Collection entries:
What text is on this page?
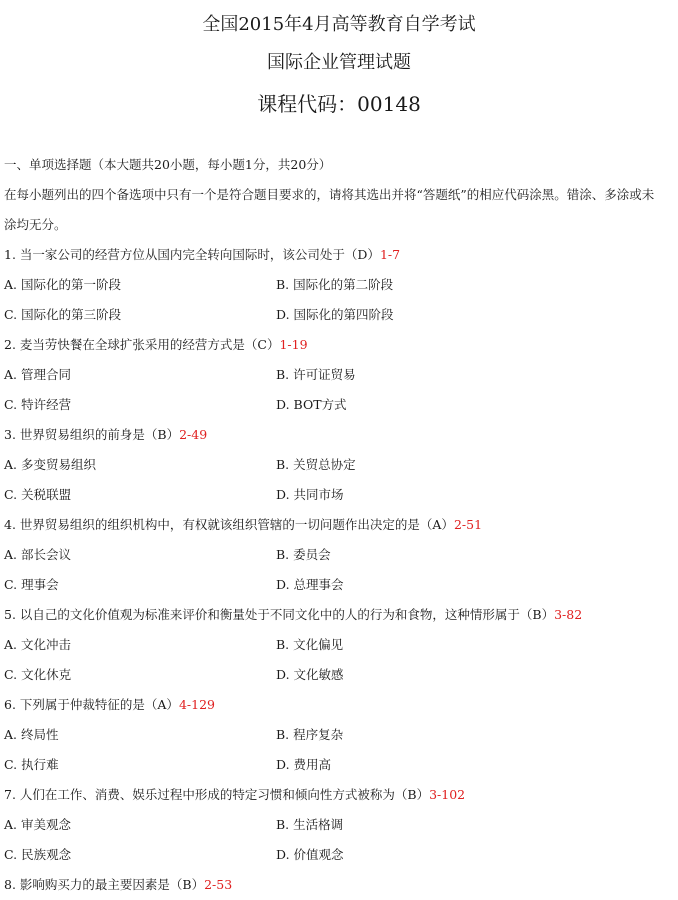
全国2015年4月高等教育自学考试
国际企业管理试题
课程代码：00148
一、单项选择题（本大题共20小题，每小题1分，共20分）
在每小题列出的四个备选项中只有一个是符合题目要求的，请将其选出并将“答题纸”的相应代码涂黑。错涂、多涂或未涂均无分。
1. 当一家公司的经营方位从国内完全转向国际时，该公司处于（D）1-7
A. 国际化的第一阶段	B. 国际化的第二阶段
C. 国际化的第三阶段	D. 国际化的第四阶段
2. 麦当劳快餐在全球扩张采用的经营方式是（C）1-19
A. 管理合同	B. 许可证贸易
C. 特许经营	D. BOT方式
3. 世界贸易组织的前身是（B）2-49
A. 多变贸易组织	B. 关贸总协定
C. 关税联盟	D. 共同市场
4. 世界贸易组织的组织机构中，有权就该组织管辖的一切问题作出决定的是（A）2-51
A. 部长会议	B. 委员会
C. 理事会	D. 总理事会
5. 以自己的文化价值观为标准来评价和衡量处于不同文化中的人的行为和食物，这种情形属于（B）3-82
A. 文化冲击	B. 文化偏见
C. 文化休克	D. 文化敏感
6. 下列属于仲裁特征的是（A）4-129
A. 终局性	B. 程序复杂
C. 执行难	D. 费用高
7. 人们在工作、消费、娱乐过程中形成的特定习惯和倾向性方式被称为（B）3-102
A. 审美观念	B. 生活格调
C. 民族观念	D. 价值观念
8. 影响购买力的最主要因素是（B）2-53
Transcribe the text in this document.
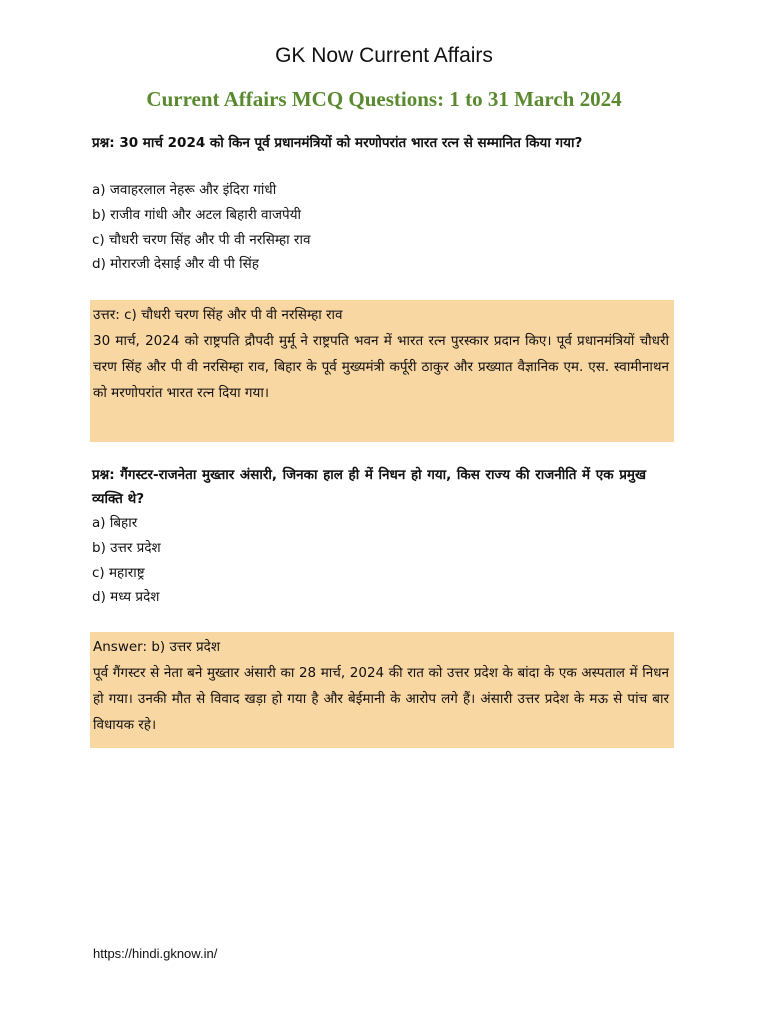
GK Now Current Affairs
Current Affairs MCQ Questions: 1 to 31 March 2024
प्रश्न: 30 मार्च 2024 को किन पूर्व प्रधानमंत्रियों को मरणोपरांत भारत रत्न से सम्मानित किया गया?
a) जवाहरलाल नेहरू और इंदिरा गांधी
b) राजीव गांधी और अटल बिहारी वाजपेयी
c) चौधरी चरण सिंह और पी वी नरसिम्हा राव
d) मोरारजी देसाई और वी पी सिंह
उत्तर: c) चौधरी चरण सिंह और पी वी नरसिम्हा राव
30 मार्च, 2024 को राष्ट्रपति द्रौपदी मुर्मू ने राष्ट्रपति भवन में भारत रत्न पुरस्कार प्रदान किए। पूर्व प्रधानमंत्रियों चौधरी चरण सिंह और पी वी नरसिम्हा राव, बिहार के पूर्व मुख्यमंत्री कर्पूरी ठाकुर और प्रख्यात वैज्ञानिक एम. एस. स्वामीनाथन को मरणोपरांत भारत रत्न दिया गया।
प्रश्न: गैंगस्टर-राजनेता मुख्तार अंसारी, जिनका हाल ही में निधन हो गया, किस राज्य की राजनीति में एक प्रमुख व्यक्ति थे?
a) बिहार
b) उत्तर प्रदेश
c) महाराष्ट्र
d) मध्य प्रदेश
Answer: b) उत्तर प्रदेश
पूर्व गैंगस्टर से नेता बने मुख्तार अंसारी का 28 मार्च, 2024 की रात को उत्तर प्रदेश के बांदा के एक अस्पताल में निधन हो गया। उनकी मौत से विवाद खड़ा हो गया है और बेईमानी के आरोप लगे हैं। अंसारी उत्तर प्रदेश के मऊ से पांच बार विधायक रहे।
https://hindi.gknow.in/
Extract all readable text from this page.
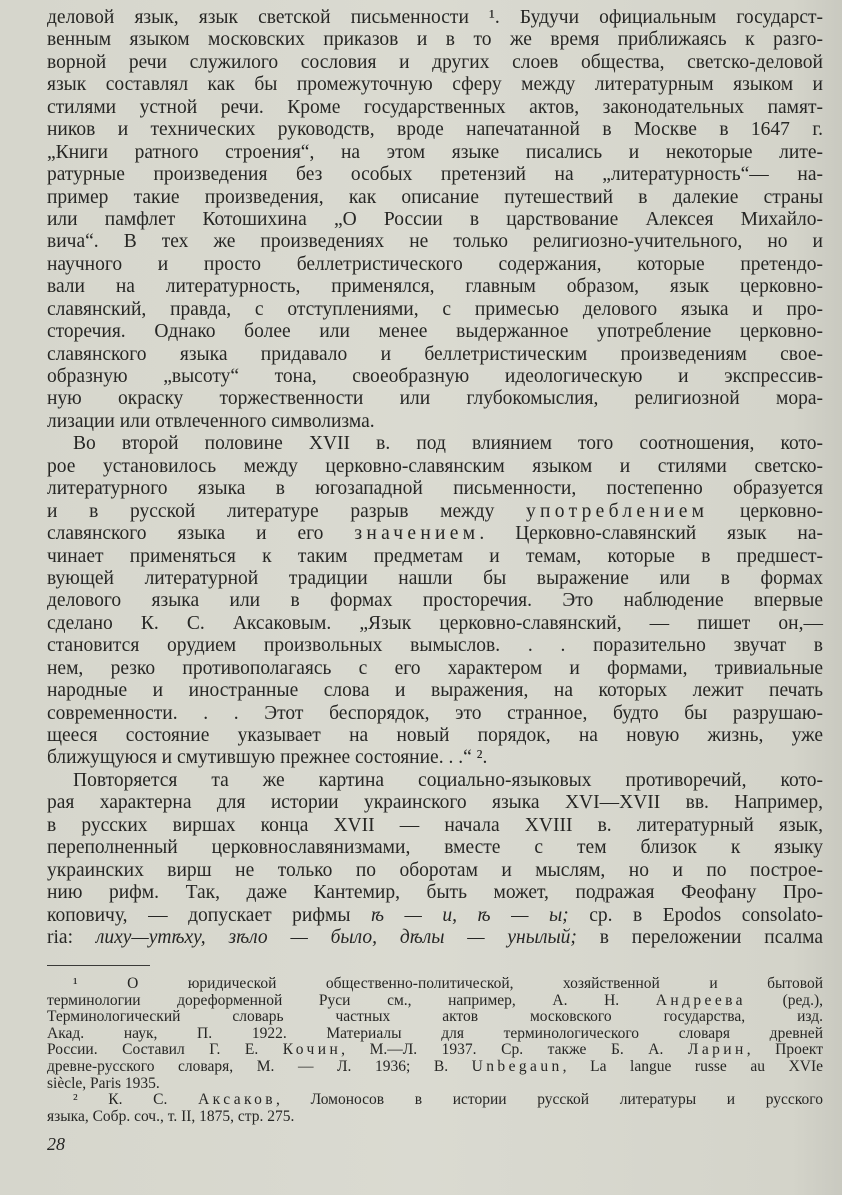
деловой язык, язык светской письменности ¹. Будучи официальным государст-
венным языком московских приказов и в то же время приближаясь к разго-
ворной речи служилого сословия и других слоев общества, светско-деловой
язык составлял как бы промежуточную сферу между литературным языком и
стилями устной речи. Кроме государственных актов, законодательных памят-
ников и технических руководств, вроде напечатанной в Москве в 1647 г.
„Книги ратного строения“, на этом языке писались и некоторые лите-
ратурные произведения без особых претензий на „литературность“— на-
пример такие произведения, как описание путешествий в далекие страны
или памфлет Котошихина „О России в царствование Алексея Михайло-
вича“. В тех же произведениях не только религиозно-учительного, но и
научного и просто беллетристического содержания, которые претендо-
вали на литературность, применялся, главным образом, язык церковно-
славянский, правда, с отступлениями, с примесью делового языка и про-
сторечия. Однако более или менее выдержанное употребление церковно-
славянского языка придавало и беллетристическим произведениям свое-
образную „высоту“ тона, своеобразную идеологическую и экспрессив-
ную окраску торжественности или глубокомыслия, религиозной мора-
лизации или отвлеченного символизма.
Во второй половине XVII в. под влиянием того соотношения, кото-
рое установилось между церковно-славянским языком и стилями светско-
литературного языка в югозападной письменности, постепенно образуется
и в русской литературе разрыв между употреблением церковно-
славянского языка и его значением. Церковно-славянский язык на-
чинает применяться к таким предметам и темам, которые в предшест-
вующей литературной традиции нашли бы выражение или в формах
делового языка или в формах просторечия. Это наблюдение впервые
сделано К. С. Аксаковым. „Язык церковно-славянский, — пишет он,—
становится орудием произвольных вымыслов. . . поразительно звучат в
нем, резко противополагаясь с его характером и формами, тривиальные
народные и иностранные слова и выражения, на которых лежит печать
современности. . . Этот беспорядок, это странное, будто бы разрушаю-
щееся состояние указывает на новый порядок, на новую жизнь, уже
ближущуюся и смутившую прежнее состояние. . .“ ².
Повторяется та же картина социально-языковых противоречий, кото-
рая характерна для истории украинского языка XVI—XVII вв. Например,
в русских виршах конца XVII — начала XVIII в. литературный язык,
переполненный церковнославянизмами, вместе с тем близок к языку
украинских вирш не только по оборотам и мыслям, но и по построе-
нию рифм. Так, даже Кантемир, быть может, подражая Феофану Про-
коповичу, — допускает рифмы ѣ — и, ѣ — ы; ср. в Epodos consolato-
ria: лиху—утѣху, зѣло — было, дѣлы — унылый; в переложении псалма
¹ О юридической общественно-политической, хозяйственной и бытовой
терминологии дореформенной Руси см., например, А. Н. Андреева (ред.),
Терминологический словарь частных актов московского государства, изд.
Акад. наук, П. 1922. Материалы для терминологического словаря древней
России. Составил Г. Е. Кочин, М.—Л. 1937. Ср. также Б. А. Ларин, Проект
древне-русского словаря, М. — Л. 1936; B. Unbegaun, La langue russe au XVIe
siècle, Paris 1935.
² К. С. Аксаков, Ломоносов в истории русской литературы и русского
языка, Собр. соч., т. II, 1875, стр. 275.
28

Exercise task ▸
Go through the data and gather every line that holds "Affairs".

Answer ▸
GK Now Current Affairs
Current Affairs MCQ Questions: 1 to 31 March 2024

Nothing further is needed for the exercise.